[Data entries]
____________

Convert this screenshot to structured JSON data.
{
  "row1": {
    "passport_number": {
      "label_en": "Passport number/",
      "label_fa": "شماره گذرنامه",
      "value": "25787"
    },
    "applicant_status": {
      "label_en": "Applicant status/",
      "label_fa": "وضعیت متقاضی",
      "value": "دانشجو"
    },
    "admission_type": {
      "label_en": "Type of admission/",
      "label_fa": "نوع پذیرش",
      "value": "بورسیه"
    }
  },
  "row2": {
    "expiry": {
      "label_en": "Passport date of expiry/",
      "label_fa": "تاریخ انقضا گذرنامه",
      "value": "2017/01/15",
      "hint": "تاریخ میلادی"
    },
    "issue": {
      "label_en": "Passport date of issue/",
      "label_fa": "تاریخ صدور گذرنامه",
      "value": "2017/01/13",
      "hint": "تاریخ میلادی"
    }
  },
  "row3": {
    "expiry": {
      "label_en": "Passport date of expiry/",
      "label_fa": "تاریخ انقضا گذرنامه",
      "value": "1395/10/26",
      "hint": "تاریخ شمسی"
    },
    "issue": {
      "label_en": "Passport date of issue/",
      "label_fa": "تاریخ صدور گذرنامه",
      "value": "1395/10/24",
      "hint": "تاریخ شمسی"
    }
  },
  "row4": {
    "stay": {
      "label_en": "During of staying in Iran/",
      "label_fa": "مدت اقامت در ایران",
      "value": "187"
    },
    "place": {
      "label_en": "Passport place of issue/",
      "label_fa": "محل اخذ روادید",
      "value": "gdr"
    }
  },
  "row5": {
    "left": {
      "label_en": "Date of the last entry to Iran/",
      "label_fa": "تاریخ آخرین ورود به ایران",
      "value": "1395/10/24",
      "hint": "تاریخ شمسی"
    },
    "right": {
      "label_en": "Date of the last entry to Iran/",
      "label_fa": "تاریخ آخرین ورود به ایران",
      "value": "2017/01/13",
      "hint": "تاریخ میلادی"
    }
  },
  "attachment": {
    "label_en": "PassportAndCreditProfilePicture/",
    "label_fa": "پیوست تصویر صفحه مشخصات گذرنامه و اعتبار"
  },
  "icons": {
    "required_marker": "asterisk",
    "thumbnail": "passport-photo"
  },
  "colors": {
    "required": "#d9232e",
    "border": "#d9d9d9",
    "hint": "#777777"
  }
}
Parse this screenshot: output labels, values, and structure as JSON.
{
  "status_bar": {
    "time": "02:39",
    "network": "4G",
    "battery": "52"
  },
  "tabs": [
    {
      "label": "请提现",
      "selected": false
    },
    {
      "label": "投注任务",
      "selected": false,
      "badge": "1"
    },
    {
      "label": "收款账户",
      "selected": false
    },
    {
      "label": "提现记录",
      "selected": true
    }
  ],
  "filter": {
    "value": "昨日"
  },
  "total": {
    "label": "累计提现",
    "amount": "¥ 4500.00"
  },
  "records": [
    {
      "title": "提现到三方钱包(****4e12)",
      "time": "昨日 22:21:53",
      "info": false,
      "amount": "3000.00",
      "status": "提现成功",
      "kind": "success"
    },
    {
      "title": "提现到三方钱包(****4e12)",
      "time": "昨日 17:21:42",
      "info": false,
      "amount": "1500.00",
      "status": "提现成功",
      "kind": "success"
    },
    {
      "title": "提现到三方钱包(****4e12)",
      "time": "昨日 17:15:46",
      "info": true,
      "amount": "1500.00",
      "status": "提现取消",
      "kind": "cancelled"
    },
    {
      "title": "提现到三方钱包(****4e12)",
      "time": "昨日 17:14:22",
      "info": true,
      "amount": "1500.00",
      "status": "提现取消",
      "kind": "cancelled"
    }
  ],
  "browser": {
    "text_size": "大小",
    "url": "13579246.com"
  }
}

____________

*Task prompt*
Can you reproduce all the material exactly?

*Exercise response*
Convert this screenshot to structured JSON data.
{
  "row1": {
    "passport_number": {
      "label_en": "Passport number/",
      "label_fa": "شماره گذرنامه",
      "value": "25787"
    },
    "applicant_status": {
      "label_en": "Applicant status/",
      "label_fa": "وضعیت متقاضی",
      "value": "دانشجو"
    },
    "admission_type": {
      "label_en": "Type of admission/",
      "label_fa": "نوع پذیرش",
      "value": "بورسیه"
    }
  },
  "row2": {
    "expiry": {
      "label_en": "Passport date of expiry/",
      "label_fa": "تاریخ انقضا گذرنامه",
      "value": "2017/01/15",
      "hint": "تاریخ میلادی"
    },
    "issue": {
      "label_en": "Passport date of issue/",
      "label_fa": "تاریخ صدور گذرنامه",
      "value": "2017/01/13",
      "hint": "تاریخ میلادی"
    }
  },
  "row3": {
    "expiry": {
      "label_en": "Passport date of expiry/",
      "label_fa": "تاریخ انقضا گذرنامه",
      "value": "1395/10/26",
      "hint": "تاریخ شمسی"
    },
    "issue": {
      "label_en": "Passport date of issue/",
      "label_fa": "تاریخ صدور گذرنامه",
      "value": "1395/10/24",
      "hint": "تاریخ شمسی"
    }
  },
  "row4": {
    "stay": {
      "label_en": "During of staying in Iran/",
      "label_fa": "مدت اقامت در ایران",
      "value": "187"
    },
    "place": {
      "label_en": "Passport place of issue/",
      "label_fa": "محل اخذ روادید",
      "value": "gdr"
    }
  },
  "row5": {
    "left": {
      "label_en": "Date of the last entry to Iran/",
      "label_fa": "تاریخ آخرین ورود به ایران",
      "value": "1395/10/24",
      "hint": "تاریخ شمسی"
    },
    "right": {
      "label_en": "Date of the last entry to Iran/",
      "label_fa": "تاریخ آخرین ورود به ایران",
      "value": "2017/01/13",
      "hint": "تاریخ میلادی"
    }
  },
  "attachment": {
    "label_en": "PassportAndCreditProfilePicture/",
    "label_fa": "پیوست تصویر صفحه مشخصات گذرنامه و اعتبار"
  },
  "icons": {
    "required_marker": "asterisk",
    "thumbnail": "passport-photo"
  },
  "colors": {
    "required": "#d9232e",
    "border": "#d9d9d9",
    "hint": "#777777"
  }
}
Parse this screenshot: output labels, values, and structure as JSON.
{
  "status_bar": {
    "time": "02:39",
    "network": "4G",
    "battery": "52"
  },
  "tabs": [
    {
      "label": "请提现",
      "selected": false
    },
    {
      "label": "投注任务",
      "selected": false,
      "badge": "1"
    },
    {
      "label": "收款账户",
      "selected": false
    },
    {
      "label": "提现记录",
      "selected": true
    }
  ],
  "filter": {
    "value": "昨日"
  },
  "total": {
    "label": "累计提现",
    "amount": "¥ 4500.00"
  },
  "records": [
    {
      "title": "提现到三方钱包(****4e12)",
      "time": "昨日 22:21:53",
      "info": false,
      "amount": "3000.00",
      "status": "提现成功",
      "kind": "success"
    },
    {
      "title": "提现到三方钱包(****4e12)",
      "time": "昨日 17:21:42",
      "info": false,
      "amount": "1500.00",
      "status": "提现成功",
      "kind": "success"
    },
    {
      "title": "提现到三方钱包(****4e12)",
      "time": "昨日 17:15:46",
      "info": true,
      "amount": "1500.00",
      "status": "提现取消",
      "kind": "cancelled"
    },
    {
      "title": "提现到三方钱包(****4e12)",
      "time": "昨日 17:14:22",
      "info": true,
      "amount": "1500.00",
      "status": "提现取消",
      "kind": "cancelled"
    }
  ],
  "browser": {
    "text_size": "大小",
    "url": "13579246.com"
  }
}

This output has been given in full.